* [What you are asked to do]: Pictures appear in the records below; write out everything else exactly.

* [Collected data entries]:
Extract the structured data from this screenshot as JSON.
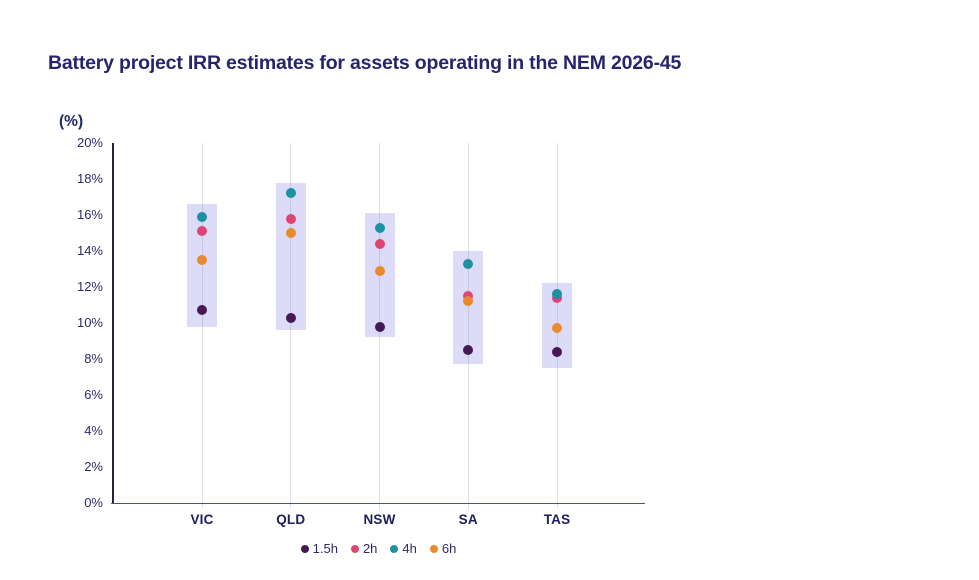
{
  "page": {
    "background": "#ffffff"
  },
  "chart_data": {
    "type": "scatter",
    "title": "Battery project IRR estimates for assets operating in the NEM 2026-45",
    "unit_label": "(%)",
    "categories": [
      "VIC",
      "QLD",
      "NSW",
      "SA",
      "TAS"
    ],
    "series": [
      {
        "name": "1.5h",
        "color": "#451a52",
        "values": [
          10.7,
          10.3,
          9.8,
          8.5,
          8.4
        ]
      },
      {
        "name": "2h",
        "color": "#e04472",
        "values": [
          15.1,
          15.8,
          14.4,
          11.5,
          11.4
        ]
      },
      {
        "name": "4h",
        "color": "#1b92a2",
        "values": [
          15.9,
          17.2,
          15.3,
          13.3,
          11.6
        ]
      },
      {
        "name": "6h",
        "color": "#e88a2e",
        "values": [
          13.5,
          15.0,
          12.9,
          11.2,
          9.7
        ]
      }
    ],
    "range_bands": {
      "color": "#dcdbf8",
      "by_category": [
        {
          "category": "VIC",
          "min": 9.8,
          "max": 16.6
        },
        {
          "category": "QLD",
          "min": 9.6,
          "max": 17.8
        },
        {
          "category": "NSW",
          "min": 9.2,
          "max": 16.1
        },
        {
          "category": "SA",
          "min": 7.7,
          "max": 14.0
        },
        {
          "category": "TAS",
          "min": 7.5,
          "max": 12.2
        }
      ]
    },
    "y_axis": {
      "min": 0,
      "max": 20,
      "tick_step": 2,
      "tick_labels": [
        "0%",
        "2%",
        "4%",
        "6%",
        "8%",
        "10%",
        "12%",
        "14%",
        "16%",
        "18%",
        "20%"
      ]
    },
    "legend": {
      "position": "bottom",
      "items": [
        "1.5h",
        "2h",
        "4h",
        "6h"
      ]
    },
    "grid": "vertical-per-category",
    "ylim": [
      0,
      20
    ]
  },
  "colors": {
    "title": "#26256b",
    "axis_labels": "#2b2a6e",
    "category_labels": "#1c1c5e",
    "y_axis_line": "#23233f",
    "x_axis_line": "#4c4ca0",
    "band": "#dcdbf8"
  }
}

* [The solution]:
Extract the structured data from this screenshot as JSON.
{
  "page": {
    "background": "#ffffff"
  },
  "chart_data": {
    "type": "scatter",
    "title": "Battery project IRR estimates for assets operating in the NEM 2026-45",
    "unit_label": "(%)",
    "categories": [
      "VIC",
      "QLD",
      "NSW",
      "SA",
      "TAS"
    ],
    "series": [
      {
        "name": "1.5h",
        "color": "#451a52",
        "values": [
          10.7,
          10.3,
          9.8,
          8.5,
          8.4
        ]
      },
      {
        "name": "2h",
        "color": "#e04472",
        "values": [
          15.1,
          15.8,
          14.4,
          11.5,
          11.4
        ]
      },
      {
        "name": "4h",
        "color": "#1b92a2",
        "values": [
          15.9,
          17.2,
          15.3,
          13.3,
          11.6
        ]
      },
      {
        "name": "6h",
        "color": "#e88a2e",
        "values": [
          13.5,
          15.0,
          12.9,
          11.2,
          9.7
        ]
      }
    ],
    "range_bands": {
      "color": "#dcdbf8",
      "by_category": [
        {
          "category": "VIC",
          "min": 9.8,
          "max": 16.6
        },
        {
          "category": "QLD",
          "min": 9.6,
          "max": 17.8
        },
        {
          "category": "NSW",
          "min": 9.2,
          "max": 16.1
        },
        {
          "category": "SA",
          "min": 7.7,
          "max": 14.0
        },
        {
          "category": "TAS",
          "min": 7.5,
          "max": 12.2
        }
      ]
    },
    "y_axis": {
      "min": 0,
      "max": 20,
      "tick_step": 2,
      "tick_labels": [
        "0%",
        "2%",
        "4%",
        "6%",
        "8%",
        "10%",
        "12%",
        "14%",
        "16%",
        "18%",
        "20%"
      ]
    },
    "legend": {
      "position": "bottom",
      "items": [
        "1.5h",
        "2h",
        "4h",
        "6h"
      ]
    },
    "grid": "vertical-per-category",
    "ylim": [
      0,
      20
    ]
  },
  "colors": {
    "title": "#26256b",
    "axis_labels": "#2b2a6e",
    "category_labels": "#1c1c5e",
    "y_axis_line": "#23233f",
    "x_axis_line": "#4c4ca0",
    "band": "#dcdbf8"
  }
}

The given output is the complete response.